Your task is to copy every line of the entries that contains "журналы".

··· RECORDS PROVIDED

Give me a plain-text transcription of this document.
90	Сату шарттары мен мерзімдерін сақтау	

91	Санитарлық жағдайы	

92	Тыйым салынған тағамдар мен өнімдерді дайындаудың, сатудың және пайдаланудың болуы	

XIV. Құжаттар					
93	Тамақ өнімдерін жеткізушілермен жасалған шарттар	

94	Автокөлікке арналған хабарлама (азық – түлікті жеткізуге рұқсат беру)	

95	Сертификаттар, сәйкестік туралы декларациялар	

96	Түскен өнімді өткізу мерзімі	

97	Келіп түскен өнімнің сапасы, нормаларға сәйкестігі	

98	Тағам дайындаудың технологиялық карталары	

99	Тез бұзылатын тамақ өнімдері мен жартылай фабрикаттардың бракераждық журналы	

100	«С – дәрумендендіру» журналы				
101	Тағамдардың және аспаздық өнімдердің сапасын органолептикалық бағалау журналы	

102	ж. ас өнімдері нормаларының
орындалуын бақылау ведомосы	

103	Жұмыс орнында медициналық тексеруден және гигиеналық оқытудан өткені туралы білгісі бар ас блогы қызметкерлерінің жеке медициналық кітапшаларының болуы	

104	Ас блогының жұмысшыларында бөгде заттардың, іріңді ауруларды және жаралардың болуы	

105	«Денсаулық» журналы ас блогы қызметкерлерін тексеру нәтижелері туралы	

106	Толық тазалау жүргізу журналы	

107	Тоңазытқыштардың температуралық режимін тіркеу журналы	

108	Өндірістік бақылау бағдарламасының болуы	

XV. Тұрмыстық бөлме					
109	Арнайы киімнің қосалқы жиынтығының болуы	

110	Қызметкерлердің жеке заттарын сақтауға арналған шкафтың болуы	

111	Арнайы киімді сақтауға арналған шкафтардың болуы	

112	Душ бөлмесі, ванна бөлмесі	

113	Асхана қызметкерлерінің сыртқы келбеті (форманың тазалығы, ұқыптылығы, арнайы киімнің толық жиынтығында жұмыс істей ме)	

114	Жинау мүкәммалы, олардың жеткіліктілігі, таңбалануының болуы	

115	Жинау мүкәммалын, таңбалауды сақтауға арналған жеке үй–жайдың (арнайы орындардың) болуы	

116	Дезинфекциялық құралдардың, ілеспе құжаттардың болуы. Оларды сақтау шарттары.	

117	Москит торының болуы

······

* [SOLVED EXERCISE]
99	Тез бұзылатын тамақ өнімдері мен жартылай фабрикаттардың бракераждық журналы	
100	«С – дәрумендендіру» журналы				
101	Тағамдардың және аспаздық өнімдердің сапасын органолептикалық бағалау журналы	
105	«Денсаулық» журналы ас блогы қызметкерлерін тексеру нәтижелері туралы	
106	Толық тазалау жүргізу журналы	
107	Тоңазытқыштардың температуралық режимін тіркеу журналы	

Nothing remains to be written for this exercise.